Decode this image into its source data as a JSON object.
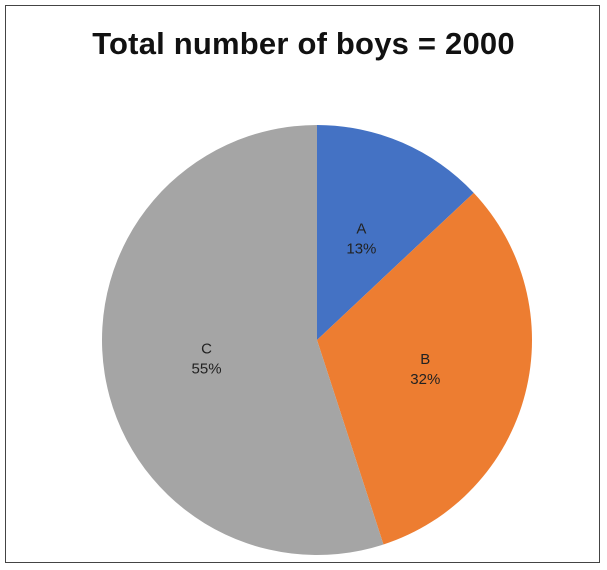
{
  "chart_data": {
    "type": "pie",
    "title": "Total number of boys = 2000",
    "categories": [
      "A",
      "B",
      "C"
    ],
    "values": [
      13,
      32,
      55
    ],
    "value_labels": [
      "13%",
      "32%",
      "55%"
    ],
    "colors": [
      "#4472C4",
      "#ED7D31",
      "#A5A5A5"
    ],
    "start_angle": "12 o'clock",
    "direction": "clockwise",
    "legend": "none"
  }
}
^^^^
Transcribe the records word for word and include no pictures.

Decode this image into its source data as a JSON object.
{
  "chart_data": {
    "type": "pie",
    "title": "Total number of boys = 2000",
    "categories": [
      "A",
      "B",
      "C"
    ],
    "values": [
      13,
      32,
      55
    ],
    "value_labels": [
      "13%",
      "32%",
      "55%"
    ],
    "colors": [
      "#4472C4",
      "#ED7D31",
      "#A5A5A5"
    ],
    "start_angle": "12 o'clock",
    "direction": "clockwise",
    "legend": "none"
  }
}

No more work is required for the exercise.